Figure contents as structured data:
___

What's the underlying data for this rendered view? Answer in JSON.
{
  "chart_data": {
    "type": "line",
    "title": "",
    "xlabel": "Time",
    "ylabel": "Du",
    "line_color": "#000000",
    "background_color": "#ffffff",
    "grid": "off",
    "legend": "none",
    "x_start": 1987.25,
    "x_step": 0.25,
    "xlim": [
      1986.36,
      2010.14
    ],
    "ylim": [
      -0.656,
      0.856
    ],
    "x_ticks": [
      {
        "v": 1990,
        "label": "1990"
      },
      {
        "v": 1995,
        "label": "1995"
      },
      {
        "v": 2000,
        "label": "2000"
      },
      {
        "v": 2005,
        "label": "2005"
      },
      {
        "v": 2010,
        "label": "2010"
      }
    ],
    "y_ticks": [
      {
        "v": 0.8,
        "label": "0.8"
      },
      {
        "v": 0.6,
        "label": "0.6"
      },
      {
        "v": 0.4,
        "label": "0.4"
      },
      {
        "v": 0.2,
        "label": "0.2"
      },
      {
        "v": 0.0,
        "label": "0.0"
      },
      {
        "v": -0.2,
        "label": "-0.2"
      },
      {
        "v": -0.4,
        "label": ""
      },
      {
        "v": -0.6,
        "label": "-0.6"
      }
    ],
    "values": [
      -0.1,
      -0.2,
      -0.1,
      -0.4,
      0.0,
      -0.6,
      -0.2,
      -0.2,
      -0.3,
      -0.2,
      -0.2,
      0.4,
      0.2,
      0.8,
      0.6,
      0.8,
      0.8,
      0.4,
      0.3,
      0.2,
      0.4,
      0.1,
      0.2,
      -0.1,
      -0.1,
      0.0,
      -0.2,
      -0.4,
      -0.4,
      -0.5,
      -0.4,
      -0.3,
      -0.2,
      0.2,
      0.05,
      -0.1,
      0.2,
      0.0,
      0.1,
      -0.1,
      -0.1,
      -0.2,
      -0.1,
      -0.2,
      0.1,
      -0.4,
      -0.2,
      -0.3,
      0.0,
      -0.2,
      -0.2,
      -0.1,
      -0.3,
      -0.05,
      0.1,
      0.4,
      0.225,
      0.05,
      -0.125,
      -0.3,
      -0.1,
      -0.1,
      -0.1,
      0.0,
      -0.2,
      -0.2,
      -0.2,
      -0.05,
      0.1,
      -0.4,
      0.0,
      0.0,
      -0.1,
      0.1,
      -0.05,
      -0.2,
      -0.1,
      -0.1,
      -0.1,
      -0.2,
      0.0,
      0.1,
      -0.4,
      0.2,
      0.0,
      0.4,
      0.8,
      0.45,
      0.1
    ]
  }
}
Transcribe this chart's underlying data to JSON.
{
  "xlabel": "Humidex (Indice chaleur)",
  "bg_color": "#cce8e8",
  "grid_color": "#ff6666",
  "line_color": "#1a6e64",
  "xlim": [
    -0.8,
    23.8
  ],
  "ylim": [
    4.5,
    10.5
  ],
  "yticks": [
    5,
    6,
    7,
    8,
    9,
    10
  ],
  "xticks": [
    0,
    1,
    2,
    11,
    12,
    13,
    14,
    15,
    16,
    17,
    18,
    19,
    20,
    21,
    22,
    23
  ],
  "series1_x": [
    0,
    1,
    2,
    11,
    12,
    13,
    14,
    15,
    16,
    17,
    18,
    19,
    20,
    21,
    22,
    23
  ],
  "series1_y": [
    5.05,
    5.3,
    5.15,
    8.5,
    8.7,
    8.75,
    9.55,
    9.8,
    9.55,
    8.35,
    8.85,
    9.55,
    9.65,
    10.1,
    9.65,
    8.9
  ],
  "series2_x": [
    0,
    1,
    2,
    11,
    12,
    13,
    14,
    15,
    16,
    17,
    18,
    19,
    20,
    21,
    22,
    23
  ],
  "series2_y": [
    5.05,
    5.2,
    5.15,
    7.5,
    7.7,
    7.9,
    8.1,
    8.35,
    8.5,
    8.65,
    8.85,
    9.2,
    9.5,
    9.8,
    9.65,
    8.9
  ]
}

___

▶ **DIRECTIONS**
Reproduce the data in its entirety, matching each character.

▶ **RESULT FOR THIS EXERCISE**
What's the underlying data for this rendered view? Answer in JSON.
{
  "chart_data": {
    "type": "line",
    "title": "",
    "xlabel": "Time",
    "ylabel": "Du",
    "line_color": "#000000",
    "background_color": "#ffffff",
    "grid": "off",
    "legend": "none",
    "x_start": 1987.25,
    "x_step": 0.25,
    "xlim": [
      1986.36,
      2010.14
    ],
    "ylim": [
      -0.656,
      0.856
    ],
    "x_ticks": [
      {
        "v": 1990,
        "label": "1990"
      },
      {
        "v": 1995,
        "label": "1995"
      },
      {
        "v": 2000,
        "label": "2000"
      },
      {
        "v": 2005,
        "label": "2005"
      },
      {
        "v": 2010,
        "label": "2010"
      }
    ],
    "y_ticks": [
      {
        "v": 0.8,
        "label": "0.8"
      },
      {
        "v": 0.6,
        "label": "0.6"
      },
      {
        "v": 0.4,
        "label": "0.4"
      },
      {
        "v": 0.2,
        "label": "0.2"
      },
      {
        "v": 0.0,
        "label": "0.0"
      },
      {
        "v": -0.2,
        "label": "-0.2"
      },
      {
        "v": -0.4,
        "label": ""
      },
      {
        "v": -0.6,
        "label": "-0.6"
      }
    ],
    "values": [
      -0.1,
      -0.2,
      -0.1,
      -0.4,
      0.0,
      -0.6,
      -0.2,
      -0.2,
      -0.3,
      -0.2,
      -0.2,
      0.4,
      0.2,
      0.8,
      0.6,
      0.8,
      0.8,
      0.4,
      0.3,
      0.2,
      0.4,
      0.1,
      0.2,
      -0.1,
      -0.1,
      0.0,
      -0.2,
      -0.4,
      -0.4,
      -0.5,
      -0.4,
      -0.3,
      -0.2,
      0.2,
      0.05,
      -0.1,
      0.2,
      0.0,
      0.1,
      -0.1,
      -0.1,
      -0.2,
      -0.1,
      -0.2,
      0.1,
      -0.4,
      -0.2,
      -0.3,
      0.0,
      -0.2,
      -0.2,
      -0.1,
      -0.3,
      -0.05,
      0.1,
      0.4,
      0.225,
      0.05,
      -0.125,
      -0.3,
      -0.1,
      -0.1,
      -0.1,
      0.0,
      -0.2,
      -0.2,
      -0.2,
      -0.05,
      0.1,
      -0.4,
      0.0,
      0.0,
      -0.1,
      0.1,
      -0.05,
      -0.2,
      -0.1,
      -0.1,
      -0.1,
      -0.2,
      0.0,
      0.1,
      -0.4,
      0.2,
      0.0,
      0.4,
      0.8,
      0.45,
      0.1
    ]
  }
}
Transcribe this chart's underlying data to JSON.
{
  "xlabel": "Humidex (Indice chaleur)",
  "bg_color": "#cce8e8",
  "grid_color": "#ff6666",
  "line_color": "#1a6e64",
  "xlim": [
    -0.8,
    23.8
  ],
  "ylim": [
    4.5,
    10.5
  ],
  "yticks": [
    5,
    6,
    7,
    8,
    9,
    10
  ],
  "xticks": [
    0,
    1,
    2,
    11,
    12,
    13,
    14,
    15,
    16,
    17,
    18,
    19,
    20,
    21,
    22,
    23
  ],
  "series1_x": [
    0,
    1,
    2,
    11,
    12,
    13,
    14,
    15,
    16,
    17,
    18,
    19,
    20,
    21,
    22,
    23
  ],
  "series1_y": [
    5.05,
    5.3,
    5.15,
    8.5,
    8.7,
    8.75,
    9.55,
    9.8,
    9.55,
    8.35,
    8.85,
    9.55,
    9.65,
    10.1,
    9.65,
    8.9
  ],
  "series2_x": [
    0,
    1,
    2,
    11,
    12,
    13,
    14,
    15,
    16,
    17,
    18,
    19,
    20,
    21,
    22,
    23
  ],
  "series2_y": [
    5.05,
    5.2,
    5.15,
    7.5,
    7.7,
    7.9,
    8.1,
    8.35,
    8.5,
    8.65,
    8.85,
    9.2,
    9.5,
    9.8,
    9.65,
    8.9
  ]
}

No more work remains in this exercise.